[Dataset excerpt]
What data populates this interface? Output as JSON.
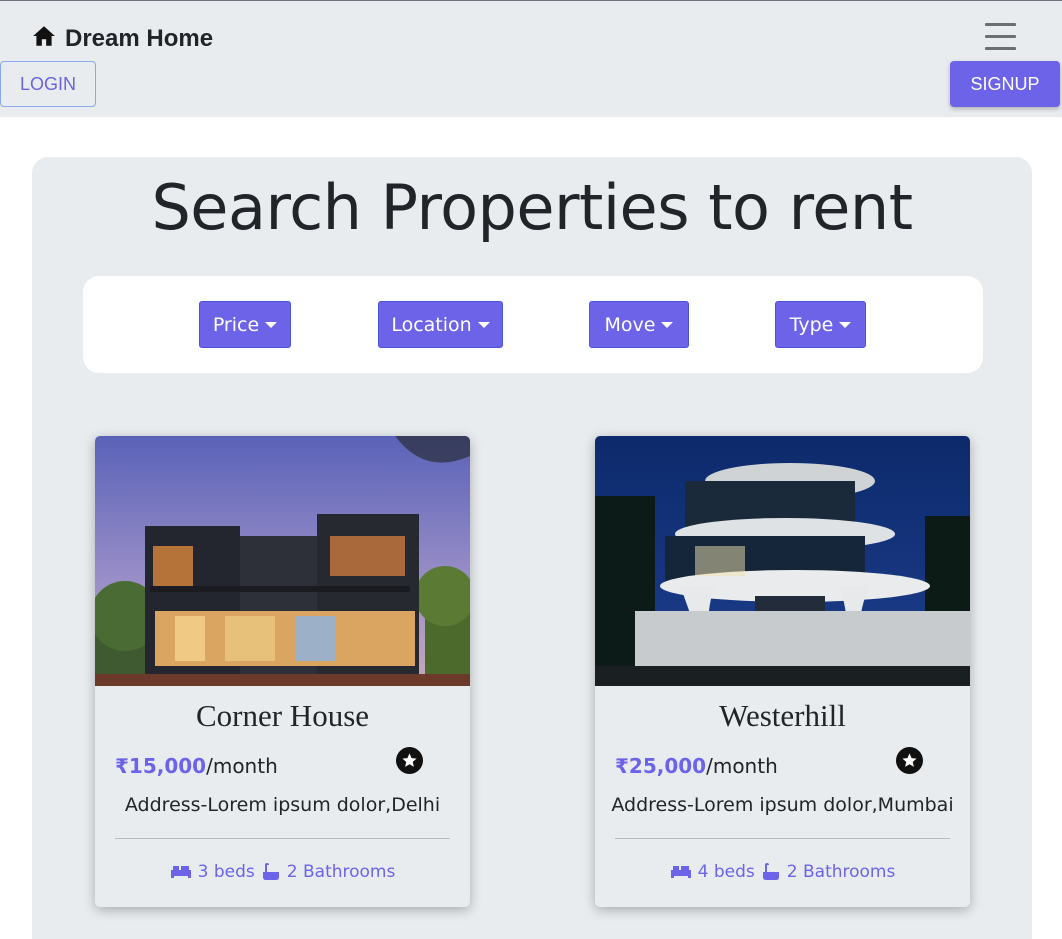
{
  "navbar": {
    "brand": "Dream Home",
    "brand_icon": "home-icon",
    "login_label": "LOGIN",
    "signup_label": "SIGNUP",
    "menu_icon": "hamburger-icon"
  },
  "search": {
    "title": "Search Properties to rent",
    "filters": [
      {
        "label": "Price"
      },
      {
        "label": "Location"
      },
      {
        "label": "Move"
      },
      {
        "label": "Type"
      }
    ]
  },
  "properties": [
    {
      "name": "Corner House",
      "price": "₹15,000",
      "period": "/month",
      "address": "Address-Lorem ipsum dolor,Delhi",
      "beds": "3 beds",
      "baths": "2 Bathrooms"
    },
    {
      "name": "Westerhill",
      "price": "₹25,000",
      "period": "/month",
      "address": "Address-Lorem ipsum dolor,Mumbai",
      "beds": "4 beds",
      "baths": "2 Bathrooms"
    }
  ],
  "colors": {
    "accent": "#6c63e8",
    "panel": "#e9ecef",
    "navbar": "#e9ecef"
  }
}
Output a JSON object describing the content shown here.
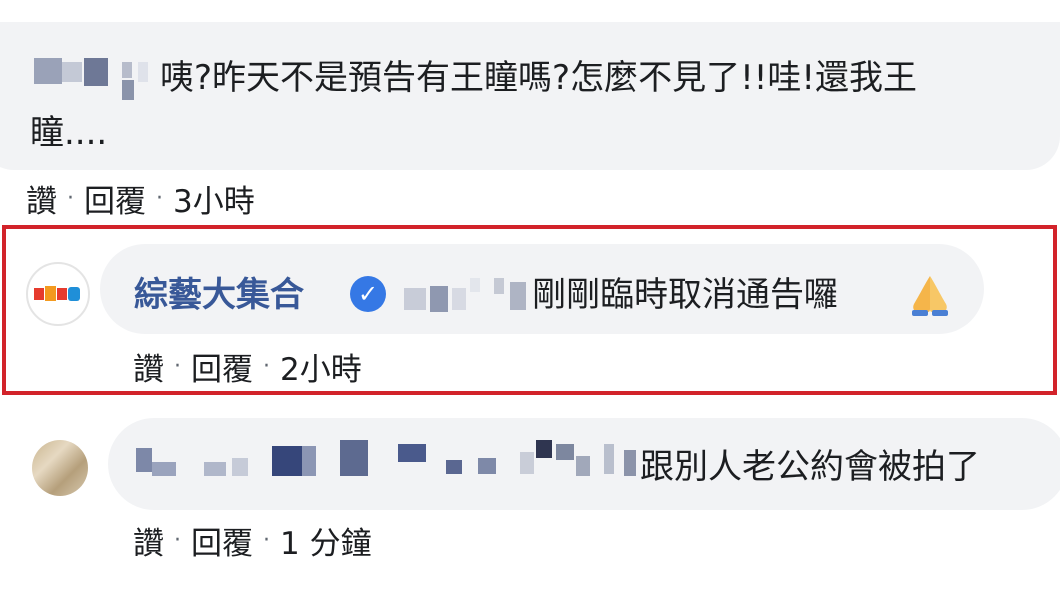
{
  "comments": [
    {
      "text_line1": "咦?昨天不是預告有王瞳嗎?怎麼不見了!!哇!還我王",
      "text_line2": "瞳....",
      "actions": {
        "like": "讚",
        "reply": "回覆",
        "time": "3小時"
      }
    },
    {
      "author": "綜藝大集合",
      "text": "剛剛臨時取消通告囉",
      "emoji": "folded-hands",
      "actions": {
        "like": "讚",
        "reply": "回覆",
        "time": "2小時"
      },
      "highlighted": true
    },
    {
      "text": "跟別人老公約會被拍了",
      "actions": {
        "like": "讚",
        "reply": "回覆",
        "time": "1 分鐘"
      }
    }
  ],
  "separator": "·",
  "colors": {
    "author": "#385898",
    "bubble": "#f2f3f5",
    "highlight": "#d2232a",
    "verified": "#3578e5"
  }
}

> [Instructions to follow]: Every line from the one containing "Output a JSON" through the last line of the data is to be retyped exactly, with nothing added and no pictures included.

> [Complete output]:
Output a JSON object describing the content shown here.
{
  "comments": [
    {
      "text_line1": "咦?昨天不是預告有王瞳嗎?怎麼不見了!!哇!還我王",
      "text_line2": "瞳....",
      "actions": {
        "like": "讚",
        "reply": "回覆",
        "time": "3小時"
      }
    },
    {
      "author": "綜藝大集合",
      "text": "剛剛臨時取消通告囉",
      "emoji": "folded-hands",
      "actions": {
        "like": "讚",
        "reply": "回覆",
        "time": "2小時"
      },
      "highlighted": true
    },
    {
      "text": "跟別人老公約會被拍了",
      "actions": {
        "like": "讚",
        "reply": "回覆",
        "time": "1 分鐘"
      }
    }
  ],
  "separator": "·",
  "colors": {
    "author": "#385898",
    "bubble": "#f2f3f5",
    "highlight": "#d2232a",
    "verified": "#3578e5"
  }
}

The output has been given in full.